Records for the task:
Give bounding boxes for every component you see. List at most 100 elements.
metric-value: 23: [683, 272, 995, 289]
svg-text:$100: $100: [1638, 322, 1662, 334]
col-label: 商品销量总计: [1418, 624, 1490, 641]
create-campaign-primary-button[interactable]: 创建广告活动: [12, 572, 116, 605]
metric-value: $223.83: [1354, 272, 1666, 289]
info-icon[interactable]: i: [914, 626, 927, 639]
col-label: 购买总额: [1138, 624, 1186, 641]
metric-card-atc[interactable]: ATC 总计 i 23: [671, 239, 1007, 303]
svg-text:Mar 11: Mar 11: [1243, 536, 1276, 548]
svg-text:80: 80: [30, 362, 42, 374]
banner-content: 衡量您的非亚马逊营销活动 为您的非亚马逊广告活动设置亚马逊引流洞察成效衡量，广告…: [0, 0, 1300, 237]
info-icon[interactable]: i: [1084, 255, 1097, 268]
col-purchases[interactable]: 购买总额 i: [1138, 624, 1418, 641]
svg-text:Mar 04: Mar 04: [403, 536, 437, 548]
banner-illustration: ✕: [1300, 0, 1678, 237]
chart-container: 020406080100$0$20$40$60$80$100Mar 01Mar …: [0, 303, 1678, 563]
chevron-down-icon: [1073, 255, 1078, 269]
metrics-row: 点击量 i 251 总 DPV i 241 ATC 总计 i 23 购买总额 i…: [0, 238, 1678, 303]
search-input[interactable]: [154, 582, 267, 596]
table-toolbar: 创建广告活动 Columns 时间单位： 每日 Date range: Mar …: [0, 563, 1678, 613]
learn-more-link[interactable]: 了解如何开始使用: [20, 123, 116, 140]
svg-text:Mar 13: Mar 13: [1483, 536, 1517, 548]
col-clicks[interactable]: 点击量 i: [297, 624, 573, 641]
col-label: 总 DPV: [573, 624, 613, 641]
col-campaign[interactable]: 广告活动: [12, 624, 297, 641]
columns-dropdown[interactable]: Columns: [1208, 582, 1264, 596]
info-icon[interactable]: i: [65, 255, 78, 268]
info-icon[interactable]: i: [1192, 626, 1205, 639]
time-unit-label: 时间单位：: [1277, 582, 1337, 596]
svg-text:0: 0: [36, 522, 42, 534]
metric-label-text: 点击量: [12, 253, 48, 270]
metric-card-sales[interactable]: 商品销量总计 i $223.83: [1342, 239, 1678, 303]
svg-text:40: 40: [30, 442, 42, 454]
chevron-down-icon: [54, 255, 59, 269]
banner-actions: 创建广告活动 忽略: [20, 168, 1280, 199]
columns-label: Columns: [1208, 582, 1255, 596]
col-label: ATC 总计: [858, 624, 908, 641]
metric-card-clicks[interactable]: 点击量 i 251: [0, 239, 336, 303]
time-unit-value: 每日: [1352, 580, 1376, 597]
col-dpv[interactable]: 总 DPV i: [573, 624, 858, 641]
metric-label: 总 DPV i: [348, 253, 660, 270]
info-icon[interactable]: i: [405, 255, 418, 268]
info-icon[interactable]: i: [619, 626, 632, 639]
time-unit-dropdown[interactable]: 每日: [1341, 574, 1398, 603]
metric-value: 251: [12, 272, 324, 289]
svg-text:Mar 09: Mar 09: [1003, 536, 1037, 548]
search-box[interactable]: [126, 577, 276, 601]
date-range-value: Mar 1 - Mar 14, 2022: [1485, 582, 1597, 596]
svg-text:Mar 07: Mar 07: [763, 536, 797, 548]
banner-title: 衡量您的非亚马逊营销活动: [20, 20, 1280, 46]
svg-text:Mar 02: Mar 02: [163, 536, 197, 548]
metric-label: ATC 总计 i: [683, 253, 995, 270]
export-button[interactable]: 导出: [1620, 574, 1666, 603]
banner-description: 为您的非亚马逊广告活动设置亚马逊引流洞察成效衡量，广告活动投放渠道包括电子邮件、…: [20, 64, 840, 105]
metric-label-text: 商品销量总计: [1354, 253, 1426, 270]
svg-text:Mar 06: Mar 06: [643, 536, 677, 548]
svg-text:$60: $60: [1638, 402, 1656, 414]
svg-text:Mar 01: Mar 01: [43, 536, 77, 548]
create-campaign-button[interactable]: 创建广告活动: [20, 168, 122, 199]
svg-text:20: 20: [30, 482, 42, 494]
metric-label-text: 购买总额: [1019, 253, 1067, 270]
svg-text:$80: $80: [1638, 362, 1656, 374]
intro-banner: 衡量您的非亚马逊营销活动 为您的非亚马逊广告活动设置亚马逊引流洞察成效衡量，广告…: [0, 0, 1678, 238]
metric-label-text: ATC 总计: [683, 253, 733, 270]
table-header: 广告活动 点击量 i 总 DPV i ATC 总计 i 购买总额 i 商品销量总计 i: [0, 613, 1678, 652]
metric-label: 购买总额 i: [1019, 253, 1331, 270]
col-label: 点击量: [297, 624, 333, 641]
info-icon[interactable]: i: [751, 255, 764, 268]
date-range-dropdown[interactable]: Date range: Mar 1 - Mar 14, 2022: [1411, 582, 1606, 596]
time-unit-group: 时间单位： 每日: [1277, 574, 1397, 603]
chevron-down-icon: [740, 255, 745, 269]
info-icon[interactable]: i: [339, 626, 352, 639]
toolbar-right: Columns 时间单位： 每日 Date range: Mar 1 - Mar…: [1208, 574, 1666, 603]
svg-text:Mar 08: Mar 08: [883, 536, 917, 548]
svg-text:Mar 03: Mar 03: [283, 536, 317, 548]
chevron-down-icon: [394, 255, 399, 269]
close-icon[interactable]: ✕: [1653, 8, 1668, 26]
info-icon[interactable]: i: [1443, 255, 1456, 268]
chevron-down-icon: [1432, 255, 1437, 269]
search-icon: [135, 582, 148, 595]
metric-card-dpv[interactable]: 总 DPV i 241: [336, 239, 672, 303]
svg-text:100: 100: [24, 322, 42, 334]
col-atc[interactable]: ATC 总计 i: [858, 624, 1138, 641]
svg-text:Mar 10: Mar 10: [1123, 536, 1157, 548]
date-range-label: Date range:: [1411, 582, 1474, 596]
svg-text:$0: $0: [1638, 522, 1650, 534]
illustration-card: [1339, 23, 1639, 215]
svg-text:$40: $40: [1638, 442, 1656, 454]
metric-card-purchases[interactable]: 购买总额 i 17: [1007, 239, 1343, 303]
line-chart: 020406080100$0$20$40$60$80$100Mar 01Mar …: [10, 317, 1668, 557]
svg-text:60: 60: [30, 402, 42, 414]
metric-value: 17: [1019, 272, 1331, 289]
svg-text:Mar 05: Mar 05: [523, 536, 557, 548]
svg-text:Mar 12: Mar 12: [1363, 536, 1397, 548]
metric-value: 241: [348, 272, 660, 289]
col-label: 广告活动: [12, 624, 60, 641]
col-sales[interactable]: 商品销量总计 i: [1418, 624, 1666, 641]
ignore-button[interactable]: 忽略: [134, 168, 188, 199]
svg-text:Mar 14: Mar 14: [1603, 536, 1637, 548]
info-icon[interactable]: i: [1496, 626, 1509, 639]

Required task:
Copy the lines word for word, from the first line through the line that contains "svg-text:80: 80: [30, 362, 42, 374]", including both of those lines.

Task solution:
Give bounding boxes for every component you see. List at most 100 elements.
metric-value: 23: [683, 272, 995, 289]
svg-text:$100: $100: [1638, 322, 1662, 334]
col-label: 商品销量总计: [1418, 624, 1490, 641]
create-campaign-primary-button[interactable]: 创建广告活动: [12, 572, 116, 605]
metric-value: $223.83: [1354, 272, 1666, 289]
info-icon[interactable]: i: [914, 626, 927, 639]
col-label: 购买总额: [1138, 624, 1186, 641]
metric-card-atc[interactable]: ATC 总计 i 23: [671, 239, 1007, 303]
svg-text:Mar 11: Mar 11: [1243, 536, 1276, 548]
svg-text:80: 80: [30, 362, 42, 374]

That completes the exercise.